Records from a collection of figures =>
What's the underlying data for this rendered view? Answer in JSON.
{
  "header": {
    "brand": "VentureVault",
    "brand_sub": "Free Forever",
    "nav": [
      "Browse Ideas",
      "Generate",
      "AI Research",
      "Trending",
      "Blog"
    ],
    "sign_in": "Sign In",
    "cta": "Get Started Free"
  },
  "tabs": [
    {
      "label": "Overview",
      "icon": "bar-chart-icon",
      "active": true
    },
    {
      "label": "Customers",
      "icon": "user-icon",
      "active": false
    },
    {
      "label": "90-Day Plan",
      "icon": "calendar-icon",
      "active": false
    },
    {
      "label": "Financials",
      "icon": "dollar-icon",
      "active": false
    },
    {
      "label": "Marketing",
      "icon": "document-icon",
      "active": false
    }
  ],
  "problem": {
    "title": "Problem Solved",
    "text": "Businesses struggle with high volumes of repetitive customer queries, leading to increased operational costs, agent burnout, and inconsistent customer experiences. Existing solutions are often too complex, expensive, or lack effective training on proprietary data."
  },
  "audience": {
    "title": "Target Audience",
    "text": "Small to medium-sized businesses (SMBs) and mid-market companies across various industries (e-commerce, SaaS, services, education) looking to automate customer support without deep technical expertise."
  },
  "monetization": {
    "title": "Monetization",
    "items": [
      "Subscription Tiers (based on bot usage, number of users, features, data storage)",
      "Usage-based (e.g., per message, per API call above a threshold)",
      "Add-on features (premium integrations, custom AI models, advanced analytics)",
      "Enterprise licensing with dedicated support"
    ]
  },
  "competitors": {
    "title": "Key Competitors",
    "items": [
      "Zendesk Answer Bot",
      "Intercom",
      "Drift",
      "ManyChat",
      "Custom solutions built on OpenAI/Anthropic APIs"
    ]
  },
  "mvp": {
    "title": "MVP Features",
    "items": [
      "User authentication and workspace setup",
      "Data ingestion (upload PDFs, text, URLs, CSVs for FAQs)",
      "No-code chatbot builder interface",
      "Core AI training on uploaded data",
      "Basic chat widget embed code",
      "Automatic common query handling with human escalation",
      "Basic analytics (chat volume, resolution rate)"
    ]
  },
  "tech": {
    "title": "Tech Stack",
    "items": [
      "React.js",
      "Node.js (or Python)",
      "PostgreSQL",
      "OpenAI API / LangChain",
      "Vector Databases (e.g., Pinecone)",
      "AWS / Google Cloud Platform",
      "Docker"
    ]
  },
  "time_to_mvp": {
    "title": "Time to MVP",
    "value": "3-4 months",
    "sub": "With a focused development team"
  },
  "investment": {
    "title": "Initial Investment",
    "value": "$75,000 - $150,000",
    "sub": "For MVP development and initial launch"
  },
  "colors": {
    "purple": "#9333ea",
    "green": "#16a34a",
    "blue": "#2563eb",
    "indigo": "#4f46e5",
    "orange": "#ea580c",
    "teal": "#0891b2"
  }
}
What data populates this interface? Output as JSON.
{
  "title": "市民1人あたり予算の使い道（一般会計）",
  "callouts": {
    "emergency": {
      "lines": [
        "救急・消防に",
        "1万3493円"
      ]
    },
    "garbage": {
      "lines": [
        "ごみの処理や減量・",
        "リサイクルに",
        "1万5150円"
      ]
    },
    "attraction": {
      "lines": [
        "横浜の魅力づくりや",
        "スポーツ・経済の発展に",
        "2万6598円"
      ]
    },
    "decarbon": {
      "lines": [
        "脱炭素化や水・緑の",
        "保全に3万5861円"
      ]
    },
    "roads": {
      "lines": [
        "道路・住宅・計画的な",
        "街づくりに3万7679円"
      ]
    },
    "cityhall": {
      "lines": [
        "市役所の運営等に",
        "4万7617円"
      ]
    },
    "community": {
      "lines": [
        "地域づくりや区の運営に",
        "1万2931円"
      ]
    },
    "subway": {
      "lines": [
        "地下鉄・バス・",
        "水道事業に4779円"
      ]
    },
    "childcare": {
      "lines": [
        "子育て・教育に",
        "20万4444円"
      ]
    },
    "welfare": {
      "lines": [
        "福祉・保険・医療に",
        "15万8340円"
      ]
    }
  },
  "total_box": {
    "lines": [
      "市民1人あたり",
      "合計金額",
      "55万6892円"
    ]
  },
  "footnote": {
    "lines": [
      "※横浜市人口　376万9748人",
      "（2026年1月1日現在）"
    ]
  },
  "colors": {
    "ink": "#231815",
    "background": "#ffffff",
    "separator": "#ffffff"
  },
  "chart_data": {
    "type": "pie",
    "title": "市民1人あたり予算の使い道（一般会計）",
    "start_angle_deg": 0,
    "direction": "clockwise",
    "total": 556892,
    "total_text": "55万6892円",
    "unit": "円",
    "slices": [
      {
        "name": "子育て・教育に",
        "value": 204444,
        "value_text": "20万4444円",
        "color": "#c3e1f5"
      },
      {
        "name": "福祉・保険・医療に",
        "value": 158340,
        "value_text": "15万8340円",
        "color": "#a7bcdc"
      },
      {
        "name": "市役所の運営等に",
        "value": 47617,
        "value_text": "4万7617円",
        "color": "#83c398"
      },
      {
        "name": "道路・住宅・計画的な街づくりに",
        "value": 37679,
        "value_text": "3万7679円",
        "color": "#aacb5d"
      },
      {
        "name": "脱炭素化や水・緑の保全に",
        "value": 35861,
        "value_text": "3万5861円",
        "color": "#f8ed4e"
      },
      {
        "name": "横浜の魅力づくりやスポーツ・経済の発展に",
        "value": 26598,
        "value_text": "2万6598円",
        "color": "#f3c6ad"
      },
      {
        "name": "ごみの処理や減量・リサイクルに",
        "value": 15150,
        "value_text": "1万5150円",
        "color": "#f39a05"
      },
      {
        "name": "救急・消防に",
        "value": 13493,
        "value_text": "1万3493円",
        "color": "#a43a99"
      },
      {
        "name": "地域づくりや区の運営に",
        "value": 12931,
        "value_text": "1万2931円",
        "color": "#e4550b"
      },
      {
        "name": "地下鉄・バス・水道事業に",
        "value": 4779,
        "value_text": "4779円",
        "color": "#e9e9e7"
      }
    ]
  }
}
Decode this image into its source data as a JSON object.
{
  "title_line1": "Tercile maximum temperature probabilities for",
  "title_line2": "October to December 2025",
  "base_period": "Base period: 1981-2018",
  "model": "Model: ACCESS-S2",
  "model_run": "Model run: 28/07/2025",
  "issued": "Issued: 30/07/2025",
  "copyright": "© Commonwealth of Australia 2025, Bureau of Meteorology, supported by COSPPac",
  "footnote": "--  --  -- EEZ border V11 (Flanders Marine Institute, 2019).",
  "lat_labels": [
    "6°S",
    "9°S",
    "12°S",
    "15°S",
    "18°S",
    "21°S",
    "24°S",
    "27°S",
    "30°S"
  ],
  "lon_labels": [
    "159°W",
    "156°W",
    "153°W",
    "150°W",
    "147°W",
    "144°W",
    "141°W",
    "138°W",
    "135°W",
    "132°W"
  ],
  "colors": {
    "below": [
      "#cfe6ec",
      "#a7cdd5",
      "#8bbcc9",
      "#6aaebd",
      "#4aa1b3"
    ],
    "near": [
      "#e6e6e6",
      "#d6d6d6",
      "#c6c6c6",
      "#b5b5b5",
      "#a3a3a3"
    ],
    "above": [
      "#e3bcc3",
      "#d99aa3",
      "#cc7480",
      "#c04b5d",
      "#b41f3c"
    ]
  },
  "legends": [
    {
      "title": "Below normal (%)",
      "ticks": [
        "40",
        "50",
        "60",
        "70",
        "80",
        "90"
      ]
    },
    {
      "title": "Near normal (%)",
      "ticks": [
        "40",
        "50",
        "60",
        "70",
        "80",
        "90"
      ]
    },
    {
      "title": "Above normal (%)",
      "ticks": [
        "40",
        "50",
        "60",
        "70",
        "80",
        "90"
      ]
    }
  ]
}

JOB => Above are the records; copy all of them exactly.

WORKED SOLUTION =>
What's the underlying data for this rendered view? Answer in JSON.
{
  "header": {
    "brand": "VentureVault",
    "brand_sub": "Free Forever",
    "nav": [
      "Browse Ideas",
      "Generate",
      "AI Research",
      "Trending",
      "Blog"
    ],
    "sign_in": "Sign In",
    "cta": "Get Started Free"
  },
  "tabs": [
    {
      "label": "Overview",
      "icon": "bar-chart-icon",
      "active": true
    },
    {
      "label": "Customers",
      "icon": "user-icon",
      "active": false
    },
    {
      "label": "90-Day Plan",
      "icon": "calendar-icon",
      "active": false
    },
    {
      "label": "Financials",
      "icon": "dollar-icon",
      "active": false
    },
    {
      "label": "Marketing",
      "icon": "document-icon",
      "active": false
    }
  ],
  "problem": {
    "title": "Problem Solved",
    "text": "Businesses struggle with high volumes of repetitive customer queries, leading to increased operational costs, agent burnout, and inconsistent customer experiences. Existing solutions are often too complex, expensive, or lack effective training on proprietary data."
  },
  "audience": {
    "title": "Target Audience",
    "text": "Small to medium-sized businesses (SMBs) and mid-market companies across various industries (e-commerce, SaaS, services, education) looking to automate customer support without deep technical expertise."
  },
  "monetization": {
    "title": "Monetization",
    "items": [
      "Subscription Tiers (based on bot usage, number of users, features, data storage)",
      "Usage-based (e.g., per message, per API call above a threshold)",
      "Add-on features (premium integrations, custom AI models, advanced analytics)",
      "Enterprise licensing with dedicated support"
    ]
  },
  "competitors": {
    "title": "Key Competitors",
    "items": [
      "Zendesk Answer Bot",
      "Intercom",
      "Drift",
      "ManyChat",
      "Custom solutions built on OpenAI/Anthropic APIs"
    ]
  },
  "mvp": {
    "title": "MVP Features",
    "items": [
      "User authentication and workspace setup",
      "Data ingestion (upload PDFs, text, URLs, CSVs for FAQs)",
      "No-code chatbot builder interface",
      "Core AI training on uploaded data",
      "Basic chat widget embed code",
      "Automatic common query handling with human escalation",
      "Basic analytics (chat volume, resolution rate)"
    ]
  },
  "tech": {
    "title": "Tech Stack",
    "items": [
      "React.js",
      "Node.js (or Python)",
      "PostgreSQL",
      "OpenAI API / LangChain",
      "Vector Databases (e.g., Pinecone)",
      "AWS / Google Cloud Platform",
      "Docker"
    ]
  },
  "time_to_mvp": {
    "title": "Time to MVP",
    "value": "3-4 months",
    "sub": "With a focused development team"
  },
  "investment": {
    "title": "Initial Investment",
    "value": "$75,000 - $150,000",
    "sub": "For MVP development and initial launch"
  },
  "colors": {
    "purple": "#9333ea",
    "green": "#16a34a",
    "blue": "#2563eb",
    "indigo": "#4f46e5",
    "orange": "#ea580c",
    "teal": "#0891b2"
  }
}
What data populates this interface? Output as JSON.
{
  "title": "市民1人あたり予算の使い道（一般会計）",
  "callouts": {
    "emergency": {
      "lines": [
        "救急・消防に",
        "1万3493円"
      ]
    },
    "garbage": {
      "lines": [
        "ごみの処理や減量・",
        "リサイクルに",
        "1万5150円"
      ]
    },
    "attraction": {
      "lines": [
        "横浜の魅力づくりや",
        "スポーツ・経済の発展に",
        "2万6598円"
      ]
    },
    "decarbon": {
      "lines": [
        "脱炭素化や水・緑の",
        "保全に3万5861円"
      ]
    },
    "roads": {
      "lines": [
        "道路・住宅・計画的な",
        "街づくりに3万7679円"
      ]
    },
    "cityhall": {
      "lines": [
        "市役所の運営等に",
        "4万7617円"
      ]
    },
    "community": {
      "lines": [
        "地域づくりや区の運営に",
        "1万2931円"
      ]
    },
    "subway": {
      "lines": [
        "地下鉄・バス・",
        "水道事業に4779円"
      ]
    },
    "childcare": {
      "lines": [
        "子育て・教育に",
        "20万4444円"
      ]
    },
    "welfare": {
      "lines": [
        "福祉・保険・医療に",
        "15万8340円"
      ]
    }
  },
  "total_box": {
    "lines": [
      "市民1人あたり",
      "合計金額",
      "55万6892円"
    ]
  },
  "footnote": {
    "lines": [
      "※横浜市人口　376万9748人",
      "（2026年1月1日現在）"
    ]
  },
  "colors": {
    "ink": "#231815",
    "background": "#ffffff",
    "separator": "#ffffff"
  },
  "chart_data": {
    "type": "pie",
    "title": "市民1人あたり予算の使い道（一般会計）",
    "start_angle_deg": 0,
    "direction": "clockwise",
    "total": 556892,
    "total_text": "55万6892円",
    "unit": "円",
    "slices": [
      {
        "name": "子育て・教育に",
        "value": 204444,
        "value_text": "20万4444円",
        "color": "#c3e1f5"
      },
      {
        "name": "福祉・保険・医療に",
        "value": 158340,
        "value_text": "15万8340円",
        "color": "#a7bcdc"
      },
      {
        "name": "市役所の運営等に",
        "value": 47617,
        "value_text": "4万7617円",
        "color": "#83c398"
      },
      {
        "name": "道路・住宅・計画的な街づくりに",
        "value": 37679,
        "value_text": "3万7679円",
        "color": "#aacb5d"
      },
      {
        "name": "脱炭素化や水・緑の保全に",
        "value": 35861,
        "value_text": "3万5861円",
        "color": "#f8ed4e"
      },
      {
        "name": "横浜の魅力づくりやスポーツ・経済の発展に",
        "value": 26598,
        "value_text": "2万6598円",
        "color": "#f3c6ad"
      },
      {
        "name": "ごみの処理や減量・リサイクルに",
        "value": 15150,
        "value_text": "1万5150円",
        "color": "#f39a05"
      },
      {
        "name": "救急・消防に",
        "value": 13493,
        "value_text": "1万3493円",
        "color": "#a43a99"
      },
      {
        "name": "地域づくりや区の運営に",
        "value": 12931,
        "value_text": "1万2931円",
        "color": "#e4550b"
      },
      {
        "name": "地下鉄・バス・水道事業に",
        "value": 4779,
        "value_text": "4779円",
        "color": "#e9e9e7"
      }
    ]
  }
}
Decode this image into its source data as a JSON object.
{
  "title_line1": "Tercile maximum temperature probabilities for",
  "title_line2": "October to December 2025",
  "base_period": "Base period: 1981-2018",
  "model": "Model: ACCESS-S2",
  "model_run": "Model run: 28/07/2025",
  "issued": "Issued: 30/07/2025",
  "copyright": "© Commonwealth of Australia 2025, Bureau of Meteorology, supported by COSPPac",
  "footnote": "--  --  -- EEZ border V11 (Flanders Marine Institute, 2019).",
  "lat_labels": [
    "6°S",
    "9°S",
    "12°S",
    "15°S",
    "18°S",
    "21°S",
    "24°S",
    "27°S",
    "30°S"
  ],
  "lon_labels": [
    "159°W",
    "156°W",
    "153°W",
    "150°W",
    "147°W",
    "144°W",
    "141°W",
    "138°W",
    "135°W",
    "132°W"
  ],
  "colors": {
    "below": [
      "#cfe6ec",
      "#a7cdd5",
      "#8bbcc9",
      "#6aaebd",
      "#4aa1b3"
    ],
    "near": [
      "#e6e6e6",
      "#d6d6d6",
      "#c6c6c6",
      "#b5b5b5",
      "#a3a3a3"
    ],
    "above": [
      "#e3bcc3",
      "#d99aa3",
      "#cc7480",
      "#c04b5d",
      "#b41f3c"
    ]
  },
  "legends": [
    {
      "title": "Below normal (%)",
      "ticks": [
        "40",
        "50",
        "60",
        "70",
        "80",
        "90"
      ]
    },
    {
      "title": "Near normal (%)",
      "ticks": [
        "40",
        "50",
        "60",
        "70",
        "80",
        "90"
      ]
    },
    {
      "title": "Above normal (%)",
      "ticks": [
        "40",
        "50",
        "60",
        "70",
        "80",
        "90"
      ]
    }
  ]
}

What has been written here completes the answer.